[START]

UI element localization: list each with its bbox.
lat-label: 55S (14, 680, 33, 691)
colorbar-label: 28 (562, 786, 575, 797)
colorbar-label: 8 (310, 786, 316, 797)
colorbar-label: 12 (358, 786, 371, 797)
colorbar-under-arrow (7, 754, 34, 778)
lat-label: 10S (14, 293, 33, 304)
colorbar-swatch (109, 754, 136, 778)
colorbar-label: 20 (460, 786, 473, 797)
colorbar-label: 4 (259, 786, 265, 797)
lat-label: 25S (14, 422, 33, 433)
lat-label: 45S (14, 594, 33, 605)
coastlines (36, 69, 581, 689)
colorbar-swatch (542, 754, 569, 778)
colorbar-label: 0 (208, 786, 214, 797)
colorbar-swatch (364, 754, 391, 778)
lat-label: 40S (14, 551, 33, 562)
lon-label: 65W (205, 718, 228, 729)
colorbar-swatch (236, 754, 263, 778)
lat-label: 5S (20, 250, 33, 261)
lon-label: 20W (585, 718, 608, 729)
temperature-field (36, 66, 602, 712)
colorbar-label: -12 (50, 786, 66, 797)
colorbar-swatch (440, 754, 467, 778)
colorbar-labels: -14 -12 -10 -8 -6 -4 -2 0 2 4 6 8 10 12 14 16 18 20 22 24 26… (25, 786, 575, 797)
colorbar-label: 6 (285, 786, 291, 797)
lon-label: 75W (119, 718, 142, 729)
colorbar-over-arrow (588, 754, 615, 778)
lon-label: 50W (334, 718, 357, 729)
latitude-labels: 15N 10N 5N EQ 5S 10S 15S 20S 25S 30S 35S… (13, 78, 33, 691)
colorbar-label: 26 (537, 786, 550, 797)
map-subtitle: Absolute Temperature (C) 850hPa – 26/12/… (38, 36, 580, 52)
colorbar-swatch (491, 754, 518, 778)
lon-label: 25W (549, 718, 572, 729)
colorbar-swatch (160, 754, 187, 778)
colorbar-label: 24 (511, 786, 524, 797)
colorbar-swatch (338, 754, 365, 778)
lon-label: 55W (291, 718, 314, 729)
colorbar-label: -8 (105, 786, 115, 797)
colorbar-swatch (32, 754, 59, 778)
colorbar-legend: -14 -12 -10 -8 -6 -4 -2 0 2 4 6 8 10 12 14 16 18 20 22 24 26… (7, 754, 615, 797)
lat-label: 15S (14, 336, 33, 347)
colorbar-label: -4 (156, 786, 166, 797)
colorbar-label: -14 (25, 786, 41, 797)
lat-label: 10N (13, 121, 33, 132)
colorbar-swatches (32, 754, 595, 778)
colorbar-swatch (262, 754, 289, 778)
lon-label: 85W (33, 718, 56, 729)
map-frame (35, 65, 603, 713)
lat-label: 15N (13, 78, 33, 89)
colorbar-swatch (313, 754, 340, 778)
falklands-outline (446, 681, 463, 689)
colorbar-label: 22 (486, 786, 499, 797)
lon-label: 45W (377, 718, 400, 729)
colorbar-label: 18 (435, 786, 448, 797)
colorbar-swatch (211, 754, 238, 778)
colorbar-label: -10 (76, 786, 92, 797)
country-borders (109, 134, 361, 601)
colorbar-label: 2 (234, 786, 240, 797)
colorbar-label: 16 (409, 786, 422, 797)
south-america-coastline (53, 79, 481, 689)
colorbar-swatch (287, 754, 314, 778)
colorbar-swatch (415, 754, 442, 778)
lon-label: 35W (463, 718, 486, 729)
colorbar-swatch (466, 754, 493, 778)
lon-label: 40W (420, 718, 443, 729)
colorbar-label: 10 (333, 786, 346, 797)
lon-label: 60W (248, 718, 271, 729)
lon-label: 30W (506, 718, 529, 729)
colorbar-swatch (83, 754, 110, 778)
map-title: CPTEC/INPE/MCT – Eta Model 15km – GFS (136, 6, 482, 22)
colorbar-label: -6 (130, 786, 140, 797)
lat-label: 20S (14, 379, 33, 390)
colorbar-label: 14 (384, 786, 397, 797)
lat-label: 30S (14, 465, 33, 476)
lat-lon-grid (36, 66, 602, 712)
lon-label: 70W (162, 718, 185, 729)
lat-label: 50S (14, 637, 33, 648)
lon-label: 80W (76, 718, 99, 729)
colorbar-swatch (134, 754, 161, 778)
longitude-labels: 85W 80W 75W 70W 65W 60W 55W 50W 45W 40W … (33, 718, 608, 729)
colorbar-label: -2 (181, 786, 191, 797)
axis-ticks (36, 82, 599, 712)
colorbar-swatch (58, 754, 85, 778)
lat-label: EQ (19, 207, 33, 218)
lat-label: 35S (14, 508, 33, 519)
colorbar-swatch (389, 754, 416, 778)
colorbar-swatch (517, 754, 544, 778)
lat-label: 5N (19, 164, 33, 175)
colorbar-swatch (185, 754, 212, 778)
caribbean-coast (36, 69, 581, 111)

[END]

• [EXERCISE]:
Lay out every line of the records above as a Markdown table with the columns No. and Record Line, numbering the rows in order and omitting any blank lines.

• [COMPLETED TASK]:
| No. | Record Line |
|---|---|
| 1 | UI element localization: list each with its bbox. |
| 2 | lat-label: 55S (14, 680, 33, 691) |
| 3 | colorbar-label: 28 (562, 786, 575, 797) |
| 4 | colorbar-label: 8 (310, 786, 316, 797) |
| 5 | colorbar-label: 12 (358, 786, 371, 797) |
| 6 | colorbar-under-arrow (7, 754, 34, 778) |
| 7 | lat-label: 10S (14, 293, 33, 304) |
| 8 | colorbar-swatch (109, 754, 136, 778) |
| 9 | colorbar-label: 20 (460, 786, 473, 797) |
| 10 | colorbar-label: 4 (259, 786, 265, 797) |
| 11 | lat-label: 25S (14, 422, 33, 433) |
| 12 | lat-label: 45S (14, 594, 33, 605) |
| 13 | coastlines (36, 69, 581, 689) |
| 14 | colorbar-swatch (542, 754, 569, 778) |
| 15 | colorbar-label: 0 (208, 786, 214, 797) |
| 16 | colorbar-swatch (364, 754, 391, 778) |
| 17 | lat-label: 40S (14, 551, 33, 562) |
| 18 | lon-label: 65W (205, 718, 228, 729) |
| 19 | colorbar-swatch (236, 754, 263, 778) |
| 20 | lat-label: 5S (20, 250, 33, 261) |
| 21 | lon-label: 20W (585, 718, 608, 729) |
| 22 | temperature-field (36, 66, 602, 712) |
| 23 | colorbar-label: -12 (50, 786, 66, 797) |
| 24 | colorbar-swatch (440, 754, 467, 778) |
| 25 | colorbar-labels: -14 -12 -10 -8 -6 -4 -2 0 2 4 6 8 10 12 14 16 18 20 22 24 26… (25, 786, 575, 797) |
| 26 | colorbar-label: 6 (285, 786, 291, 797) |
| 27 | lon-label: 75W (119, 718, 142, 729) |
| 28 | colorbar-over-arrow (588, 754, 615, 778) |
| 29 | lon-label: 50W (334, 718, 357, 729) |
| 30 | latitude-labels: 15N 10N 5N EQ 5S 10S 15S 20S 25S 30S 35S… (13, 78, 33, 691) |
| 31 | colorbar-label: 26 (537, 786, 550, 797) |
| 32 | map-subtitle: Absolute Temperature (C) 850hPa – 26/12/… (38, 36, 580, 52) |
| 33 | colorbar-swatch (491, 754, 518, 778) |
| 34 | lon-label: 25W (549, 718, 572, 729) |
| 35 | colorbar-swatch (160, 754, 187, 778) |
| 36 | colorbar-label: 24 (511, 786, 524, 797) |
| 37 | colorbar-swatch (338, 754, 365, 778) |
| 38 | lon-label: 55W (291, 718, 314, 729) |
| 39 | colorbar-label: -8 (105, 786, 115, 797) |
| 40 | colorbar-swatch (32, 754, 59, 778) |
| 41 | colorbar-legend: -14 -12 -10 -8 -6 -4 -2 0 2 4 6 8 10 12 14 16 18 20 22 24 26… (7, 754, 615, 797) |
| 42 | lat-label: 15S (14, 336, 33, 347) |
| 43 | colorbar-label: -4 (156, 786, 166, 797) |
| 44 | colorbar-label: -14 (25, 786, 41, 797) |
| 45 | lat-label: 10N (13, 121, 33, 132) |
| 46 | colorbar-swatches (32, 754, 595, 778) |
| 47 | colorbar-swatch (262, 754, 289, 778) |
| 48 | lon-label: 85W (33, 718, 56, 729) |
| 49 | map-frame (35, 65, 603, 713) |
| 50 | lat-label: 15N (13, 78, 33, 89) |
| 51 | colorbar-swatch (313, 754, 340, 778) |
| 52 | falklands-outline (446, 681, 463, 689) |
| 53 | colorbar-label: 22 (486, 786, 499, 797) |
| 54 | lon-label: 45W (377, 718, 400, 729) |
| 55 | colorbar-label: 18 (435, 786, 448, 797) |
| 56 | colorbar-swatch (211, 754, 238, 778) |
| 57 | colorbar-label: -10 (76, 786, 92, 797) |
| 58 | country-borders (109, 134, 361, 601) |
| 59 | colorbar-label: 2 (234, 786, 240, 797) |
| 60 | colorbar-label: 16 (409, 786, 422, 797) |
| 61 | south-america-coastline (53, 79, 481, 689) |
| 62 | colorbar-swatch (287, 754, 314, 778) |
| 63 | colorbar-swatch (415, 754, 442, 778) |
| 64 | lon-label: 35W (463, 718, 486, 729) |
| 65 | colorbar-swatch (466, 754, 493, 778) |
| 66 | lon-label: 40W (420, 718, 443, 729) |
| 67 | colorbar-label: 10 (333, 786, 346, 797) |
| 68 | lon-label: 60W (248, 718, 271, 729) |
| 69 | lon-label: 30W (506, 718, 529, 729) |
| 70 | colorbar-swatch (83, 754, 110, 778) |
| 71 | map-title: CPTEC/INPE/MCT – Eta Model 15km – GFS (136, 6, 482, 22) |
| 72 | colorbar-label: -6 (130, 786, 140, 797) |
| 73 | lat-label: 20S (14, 379, 33, 390) |
| 74 | colorbar-label: 14 (384, 786, 397, 797) |
| 75 | lat-label: 30S (14, 465, 33, 476) |
| 76 | lat-lon-grid (36, 66, 602, 712) |
| 77 | lon-label: 70W (162, 718, 185, 729) |
| 78 | lat-label: 50S (14, 637, 33, 648) |
| 79 | lon-label: 80W (76, 718, 99, 729) |
| 80 | colorbar-swatch (134, 754, 161, 778) |
| 81 | longitude-labels: 85W 80W 75W 70W 65W 60W 55W 50W 45W 40W … (33, 718, 608, 729) |
| 82 | colorbar-label: -2 (181, 786, 191, 797) |
| 83 | axis-ticks (36, 82, 599, 712) |
| 84 | colorbar-swatch (58, 754, 85, 778) |
| 85 | lat-label: EQ (19, 207, 33, 218) |
| 86 | lat-label: 35S (14, 508, 33, 519) |
| 87 | colorbar-swatch (389, 754, 416, 778) |
| 88 | colorbar-swatch (517, 754, 544, 778) |
| 89 | lat-label: 5N (19, 164, 33, 175) |
| 90 | colorbar-swatch (185, 754, 212, 778) |
| 91 | caribbean-coast (36, 69, 581, 111) |